▶ _Aim of the task_: Look through the data below and return each line where "ὁποίου" appears.

▶ _Data extract_:
--

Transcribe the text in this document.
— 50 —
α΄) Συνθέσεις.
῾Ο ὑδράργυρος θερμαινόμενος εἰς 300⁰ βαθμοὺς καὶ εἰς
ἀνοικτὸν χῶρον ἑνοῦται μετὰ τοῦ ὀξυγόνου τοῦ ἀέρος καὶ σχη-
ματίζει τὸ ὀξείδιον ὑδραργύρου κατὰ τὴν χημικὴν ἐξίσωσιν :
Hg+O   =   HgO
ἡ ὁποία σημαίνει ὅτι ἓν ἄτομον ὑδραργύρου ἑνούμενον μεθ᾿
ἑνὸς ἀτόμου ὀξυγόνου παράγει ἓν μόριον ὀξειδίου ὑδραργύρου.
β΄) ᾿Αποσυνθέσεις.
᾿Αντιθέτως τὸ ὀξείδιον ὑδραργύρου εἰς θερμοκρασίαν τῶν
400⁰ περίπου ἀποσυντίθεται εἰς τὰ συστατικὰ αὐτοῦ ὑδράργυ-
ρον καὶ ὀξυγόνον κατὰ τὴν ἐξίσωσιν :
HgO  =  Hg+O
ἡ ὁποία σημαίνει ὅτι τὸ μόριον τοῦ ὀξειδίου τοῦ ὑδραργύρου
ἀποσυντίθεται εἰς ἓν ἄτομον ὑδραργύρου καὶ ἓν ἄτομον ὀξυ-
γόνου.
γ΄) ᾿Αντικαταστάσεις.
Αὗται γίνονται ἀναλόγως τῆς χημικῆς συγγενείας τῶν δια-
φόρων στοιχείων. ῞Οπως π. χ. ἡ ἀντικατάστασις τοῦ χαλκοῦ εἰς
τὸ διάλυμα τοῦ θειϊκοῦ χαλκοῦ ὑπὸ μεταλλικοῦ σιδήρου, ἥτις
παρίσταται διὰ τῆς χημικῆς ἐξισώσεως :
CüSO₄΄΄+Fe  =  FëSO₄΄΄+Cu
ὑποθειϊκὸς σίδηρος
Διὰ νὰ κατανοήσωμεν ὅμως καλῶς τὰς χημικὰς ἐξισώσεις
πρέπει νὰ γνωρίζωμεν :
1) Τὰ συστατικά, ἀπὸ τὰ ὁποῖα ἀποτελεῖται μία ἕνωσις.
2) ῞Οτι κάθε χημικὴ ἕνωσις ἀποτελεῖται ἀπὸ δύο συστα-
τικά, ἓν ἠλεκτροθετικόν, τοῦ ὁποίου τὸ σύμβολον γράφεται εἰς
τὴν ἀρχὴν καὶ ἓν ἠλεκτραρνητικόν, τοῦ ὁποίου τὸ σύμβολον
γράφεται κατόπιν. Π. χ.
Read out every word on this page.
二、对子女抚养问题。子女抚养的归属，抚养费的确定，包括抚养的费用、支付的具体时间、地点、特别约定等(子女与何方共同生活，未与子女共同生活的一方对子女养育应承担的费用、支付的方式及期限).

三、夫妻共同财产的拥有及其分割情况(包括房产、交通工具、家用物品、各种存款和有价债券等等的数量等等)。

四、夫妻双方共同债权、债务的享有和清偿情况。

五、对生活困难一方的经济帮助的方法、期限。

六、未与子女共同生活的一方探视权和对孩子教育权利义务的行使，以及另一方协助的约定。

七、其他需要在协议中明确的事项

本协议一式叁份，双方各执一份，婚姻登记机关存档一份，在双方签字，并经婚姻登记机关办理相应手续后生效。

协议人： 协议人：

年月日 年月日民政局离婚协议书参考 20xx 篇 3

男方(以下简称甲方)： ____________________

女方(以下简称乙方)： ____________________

--

▶ _Task answer_:
τικά, ἓν ἠλεκτροθετικόν, τοῦ ὁποίου τὸ σύμβολον γράφεται εἰς
τὴν ἀρχὴν καὶ ἓν ἠλεκτραρνητικόν, τοῦ ὁποίου τὸ σύμβολον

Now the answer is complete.